Segment Start: Source extract
On May 18, 2022, NASA's Perseverance Mars rover used an artificial intelligence software called Autonomous Exploration for Gathering Increased Science (AEGIS) to select and target the rock seen in close-up here. It's one of two rocks that the AI for the first time helped Perseverance study without direction from the mission's team back on Earth.

AEGIS was developed by NASA's Jet Propulsion Laboratory in Southern California – which also built Perseverance – to collect data on rocks and other Martian features that the rover discovers while driving.

AEGIS is used in conjunction with Perseverance's SuperCam laser instrument, directing the laser to zap certain features that scientists have commanded the rover to look for. SuperCam used its Remote Micro-Imager (RMI) camera to take two images of this target, which were stitched together into the main picture seen here. The rock target, which was about 16 feet (5 meters) away from the rover, is named "AEGIS_0442B," referring to the Martian day, or sol, it was targeted (Sol 442) and that it was the second rock ("B") targeted by AEGIS on that sol. The red crosshairs seen across the rock target indicate each place AEGIS directed the laser to zap.

Figure A shows a view from a distance of the each of the two rocks that AEGIS targeted, with annotations for the names given to each target. AEGIS_0442B is on the right. This image was taken from software used by the Perseverance team to select science targets.
Segment End: Source extract
Segment Start: Extracted material
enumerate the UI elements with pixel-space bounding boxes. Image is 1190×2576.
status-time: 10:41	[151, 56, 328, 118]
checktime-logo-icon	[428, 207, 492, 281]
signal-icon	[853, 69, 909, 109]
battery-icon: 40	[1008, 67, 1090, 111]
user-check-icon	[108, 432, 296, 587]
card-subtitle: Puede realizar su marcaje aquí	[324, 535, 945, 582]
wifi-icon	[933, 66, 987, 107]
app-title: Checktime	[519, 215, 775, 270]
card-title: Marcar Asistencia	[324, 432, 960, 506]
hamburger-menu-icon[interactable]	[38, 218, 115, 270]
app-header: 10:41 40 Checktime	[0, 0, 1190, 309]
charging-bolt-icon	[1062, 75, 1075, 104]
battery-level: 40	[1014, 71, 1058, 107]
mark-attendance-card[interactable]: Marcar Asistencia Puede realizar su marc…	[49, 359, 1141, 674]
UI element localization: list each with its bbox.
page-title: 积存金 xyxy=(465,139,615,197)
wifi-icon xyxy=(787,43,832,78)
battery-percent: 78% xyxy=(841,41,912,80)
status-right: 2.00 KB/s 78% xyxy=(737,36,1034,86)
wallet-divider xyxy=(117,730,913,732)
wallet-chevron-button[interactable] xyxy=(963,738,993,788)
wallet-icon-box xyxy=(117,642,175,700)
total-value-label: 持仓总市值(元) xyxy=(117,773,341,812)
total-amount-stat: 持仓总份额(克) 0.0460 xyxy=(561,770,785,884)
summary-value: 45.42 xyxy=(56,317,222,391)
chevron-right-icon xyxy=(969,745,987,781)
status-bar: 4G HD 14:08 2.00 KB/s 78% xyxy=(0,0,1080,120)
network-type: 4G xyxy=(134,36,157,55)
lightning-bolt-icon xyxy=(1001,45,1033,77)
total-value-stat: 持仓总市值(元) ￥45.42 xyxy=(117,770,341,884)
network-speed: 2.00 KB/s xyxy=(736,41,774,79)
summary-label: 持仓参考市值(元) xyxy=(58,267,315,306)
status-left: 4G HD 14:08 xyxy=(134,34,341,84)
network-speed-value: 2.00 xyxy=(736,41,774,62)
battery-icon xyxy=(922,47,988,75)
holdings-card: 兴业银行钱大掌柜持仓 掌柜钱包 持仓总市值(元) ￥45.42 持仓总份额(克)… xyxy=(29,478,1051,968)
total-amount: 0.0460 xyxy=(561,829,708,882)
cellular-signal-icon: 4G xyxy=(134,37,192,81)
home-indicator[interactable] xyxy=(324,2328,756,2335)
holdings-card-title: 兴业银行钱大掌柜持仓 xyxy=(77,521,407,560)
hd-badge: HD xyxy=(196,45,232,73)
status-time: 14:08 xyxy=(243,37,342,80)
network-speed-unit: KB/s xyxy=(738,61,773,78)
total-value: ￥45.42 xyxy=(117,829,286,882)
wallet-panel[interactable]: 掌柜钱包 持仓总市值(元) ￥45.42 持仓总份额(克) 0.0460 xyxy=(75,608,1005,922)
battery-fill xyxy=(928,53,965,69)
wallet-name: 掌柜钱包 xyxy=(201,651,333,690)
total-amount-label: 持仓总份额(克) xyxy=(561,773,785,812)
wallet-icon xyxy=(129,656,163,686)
Segment End: Extracted material
### Assigned task 1
List each all-capital abbreviation used in the Perseverance AEGIS text.
### Assigned task 2
Rewrite the part of the Perseverance AEGIS text starting with "Figure A shows" and going on through "select science targets.", using "Figure 1" in place of "Figure A".
### Assigned task 3
Write the next part of the text about Perseverance's use of AEGIS, picking up after its final sentence.

### Your response 1
NASA, AEGIS, AI, RMI

### Your response 2
Figure 1 shows a view from a distance of the each of the two rocks that AEGIS targeted, with annotations for the names given to each target. AEGIS_0442B is on the right. This image was taken from software used by the Perseverance team to select science targets.

### Your response 3
SuperCam is led by Los Alamos National Laboratory in New Mexico, where the instrument's body unit was developed. That part of the instrument includes several spectrometers as well as control electronics and software. The mast unit, including RMI, was developed and built by several laboratories of the CNRS (the French research center) and French universities under the contracting authority of Centre National d'Études Spatiales (CNES), the French space agency.

A key objective for Perseverance's mission on Mars is astrobiology, including the search for signs of ancient microbial life. The rover will characterize the planet's geology and past climate, pave the way for human exploration of the Red Planet, and be the first mission to collect and cache Martian rock and regolith (broken rock and dust).

Subsequent NASA missions, in cooperation with ESA (European Space Agency), would send spacecraft to Mars to collect these sealed samples from the surface and return them to Earth for in-depth analysis.

The Mars 2020 Perseverance mission is part of NASA's Moon to Mars exploration approach, which includes Artemis missions to the Moon that will help prepare for human exploration of the Red Planet.

JPL, which is managed for NASA by Caltech in Pasadena, California, built and manages operations of the Perseverance rover.